[Items from a data source]
_ _ _ _

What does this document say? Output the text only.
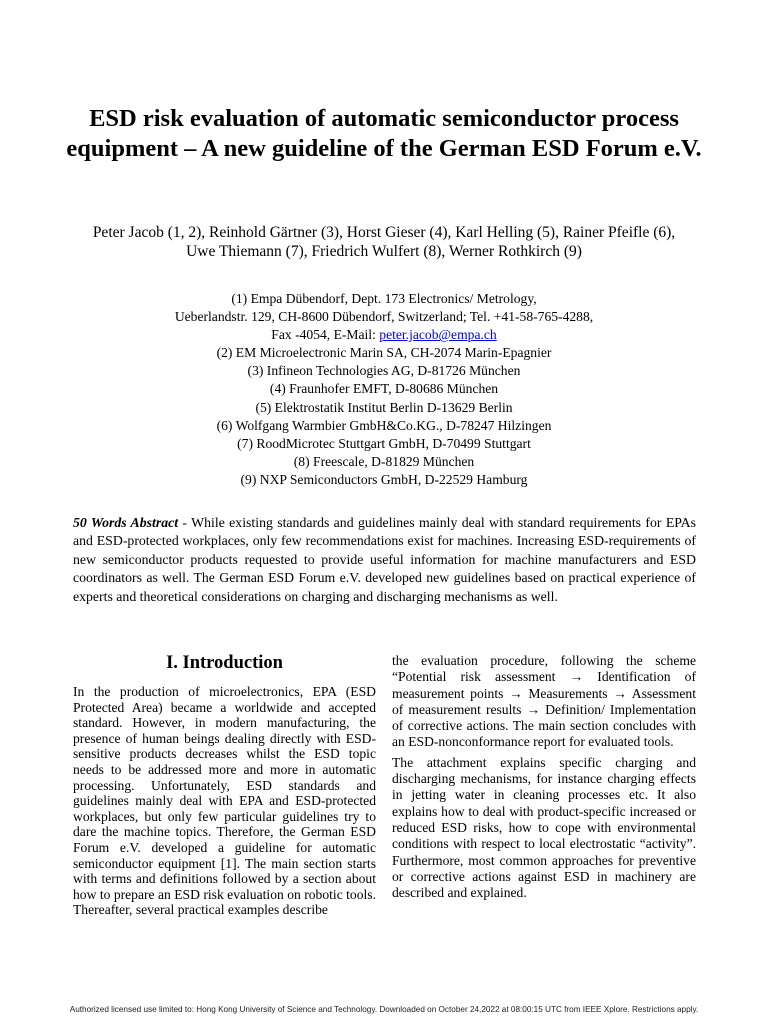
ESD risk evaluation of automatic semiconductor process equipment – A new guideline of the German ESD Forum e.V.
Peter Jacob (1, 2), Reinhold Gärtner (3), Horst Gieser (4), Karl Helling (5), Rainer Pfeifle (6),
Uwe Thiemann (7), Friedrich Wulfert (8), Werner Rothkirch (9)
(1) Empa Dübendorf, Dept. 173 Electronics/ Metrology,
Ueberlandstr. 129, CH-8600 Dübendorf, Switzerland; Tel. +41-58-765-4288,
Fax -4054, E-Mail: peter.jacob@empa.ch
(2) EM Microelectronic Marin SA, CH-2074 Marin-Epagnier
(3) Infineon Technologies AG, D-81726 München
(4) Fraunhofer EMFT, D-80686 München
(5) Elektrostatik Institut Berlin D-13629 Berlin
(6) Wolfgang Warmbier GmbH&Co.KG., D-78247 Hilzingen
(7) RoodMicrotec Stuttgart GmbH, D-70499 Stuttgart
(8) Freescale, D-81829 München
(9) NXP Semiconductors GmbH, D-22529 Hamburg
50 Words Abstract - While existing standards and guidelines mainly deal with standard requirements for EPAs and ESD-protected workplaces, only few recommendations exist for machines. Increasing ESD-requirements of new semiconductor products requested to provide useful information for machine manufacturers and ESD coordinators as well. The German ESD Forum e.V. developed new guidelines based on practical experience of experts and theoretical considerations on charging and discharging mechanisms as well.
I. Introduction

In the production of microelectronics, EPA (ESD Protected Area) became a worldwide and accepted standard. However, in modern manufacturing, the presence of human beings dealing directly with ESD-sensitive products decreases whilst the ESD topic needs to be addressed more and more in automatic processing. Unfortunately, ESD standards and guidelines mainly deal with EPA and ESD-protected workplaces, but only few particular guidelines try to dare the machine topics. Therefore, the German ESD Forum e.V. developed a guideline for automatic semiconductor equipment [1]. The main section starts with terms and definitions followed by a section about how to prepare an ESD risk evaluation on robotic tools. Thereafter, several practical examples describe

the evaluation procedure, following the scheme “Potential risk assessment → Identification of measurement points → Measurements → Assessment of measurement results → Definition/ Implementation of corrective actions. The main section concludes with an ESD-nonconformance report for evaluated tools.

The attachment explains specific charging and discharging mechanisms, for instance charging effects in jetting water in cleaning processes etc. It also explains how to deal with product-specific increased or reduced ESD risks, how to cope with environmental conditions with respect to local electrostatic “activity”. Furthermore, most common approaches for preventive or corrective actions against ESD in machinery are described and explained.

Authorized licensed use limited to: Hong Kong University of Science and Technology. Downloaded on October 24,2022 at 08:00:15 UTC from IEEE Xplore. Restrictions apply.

_ _ _ _

WRITTEN EXERCISE :: Leave out the pictures, and give all the records again exactly.

THE ANSWER ::
What does this document say? Output the text only.
ESD risk evaluation of automatic semiconductor process equipment – A new guideline of the German ESD Forum e.V.
Peter Jacob (1, 2), Reinhold Gärtner (3), Horst Gieser (4), Karl Helling (5), Rainer Pfeifle (6),
Uwe Thiemann (7), Friedrich Wulfert (8), Werner Rothkirch (9)
(1) Empa Dübendorf, Dept. 173 Electronics/ Metrology,
Ueberlandstr. 129, CH-8600 Dübendorf, Switzerland; Tel. +41-58-765-4288,
Fax -4054, E-Mail: peter.jacob@empa.ch
(2) EM Microelectronic Marin SA, CH-2074 Marin-Epagnier
(3) Infineon Technologies AG, D-81726 München
(4) Fraunhofer EMFT, D-80686 München
(5) Elektrostatik Institut Berlin D-13629 Berlin
(6) Wolfgang Warmbier GmbH&Co.KG., D-78247 Hilzingen
(7) RoodMicrotec Stuttgart GmbH, D-70499 Stuttgart
(8) Freescale, D-81829 München
(9) NXP Semiconductors GmbH, D-22529 Hamburg
50 Words Abstract - While existing standards and guidelines mainly deal with standard requirements for EPAs and ESD-protected workplaces, only few recommendations exist for machines. Increasing ESD-requirements of new semiconductor products requested to provide useful information for machine manufacturers and ESD coordinators as well. The German ESD Forum e.V. developed new guidelines based on practical experience of experts and theoretical considerations on charging and discharging mechanisms as well.
I. Introduction

In the production of microelectronics, EPA (ESD Protected Area) became a worldwide and accepted standard. However, in modern manufacturing, the presence of human beings dealing directly with ESD-sensitive products decreases whilst the ESD topic needs to be addressed more and more in automatic processing. Unfortunately, ESD standards and guidelines mainly deal with EPA and ESD-protected workplaces, but only few particular guidelines try to dare the machine topics. Therefore, the German ESD Forum e.V. developed a guideline for automatic semiconductor equipment [1]. The main section starts with terms and definitions followed by a section about how to prepare an ESD risk evaluation on robotic tools. Thereafter, several practical examples describe

the evaluation procedure, following the scheme “Potential risk assessment → Identification of measurement points → Measurements → Assessment of measurement results → Definition/ Implementation of corrective actions. The main section concludes with an ESD-nonconformance report for evaluated tools.

The attachment explains specific charging and discharging mechanisms, for instance charging effects in jetting water in cleaning processes etc. It also explains how to deal with product-specific increased or reduced ESD risks, how to cope with environmental conditions with respect to local electrostatic “activity”. Furthermore, most common approaches for preventive or corrective actions against ESD in machinery are described and explained.

Authorized licensed use limited to: Hong Kong University of Science and Technology. Downloaded on October 24,2022 at 08:00:15 UTC from IEEE Xplore. Restrictions apply.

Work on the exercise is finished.